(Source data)
******************************

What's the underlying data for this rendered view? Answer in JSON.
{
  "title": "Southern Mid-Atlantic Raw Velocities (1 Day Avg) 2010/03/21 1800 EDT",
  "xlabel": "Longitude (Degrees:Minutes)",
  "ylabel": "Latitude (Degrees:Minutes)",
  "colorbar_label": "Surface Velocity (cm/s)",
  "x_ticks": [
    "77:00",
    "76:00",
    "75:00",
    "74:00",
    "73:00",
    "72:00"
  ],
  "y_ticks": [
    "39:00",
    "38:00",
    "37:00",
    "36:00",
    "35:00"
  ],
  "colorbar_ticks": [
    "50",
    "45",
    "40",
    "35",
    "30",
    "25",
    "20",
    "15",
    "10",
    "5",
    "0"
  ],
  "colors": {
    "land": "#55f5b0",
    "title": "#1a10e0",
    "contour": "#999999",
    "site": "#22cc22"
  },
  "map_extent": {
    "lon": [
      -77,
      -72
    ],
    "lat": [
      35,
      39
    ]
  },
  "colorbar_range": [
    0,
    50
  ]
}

******************************

[Work to do]: Without changing a word, restate the whole listing.

[Worked solution]:
What's the underlying data for this rendered view? Answer in JSON.
{
  "title": "Southern Mid-Atlantic Raw Velocities (1 Day Avg) 2010/03/21 1800 EDT",
  "xlabel": "Longitude (Degrees:Minutes)",
  "ylabel": "Latitude (Degrees:Minutes)",
  "colorbar_label": "Surface Velocity (cm/s)",
  "x_ticks": [
    "77:00",
    "76:00",
    "75:00",
    "74:00",
    "73:00",
    "72:00"
  ],
  "y_ticks": [
    "39:00",
    "38:00",
    "37:00",
    "36:00",
    "35:00"
  ],
  "colorbar_ticks": [
    "50",
    "45",
    "40",
    "35",
    "30",
    "25",
    "20",
    "15",
    "10",
    "5",
    "0"
  ],
  "colors": {
    "land": "#55f5b0",
    "title": "#1a10e0",
    "contour": "#999999",
    "site": "#22cc22"
  },
  "map_extent": {
    "lon": [
      -77,
      -72
    ],
    "lat": [
      35,
      39
    ]
  },
  "colorbar_range": [
    0,
    50
  ]
}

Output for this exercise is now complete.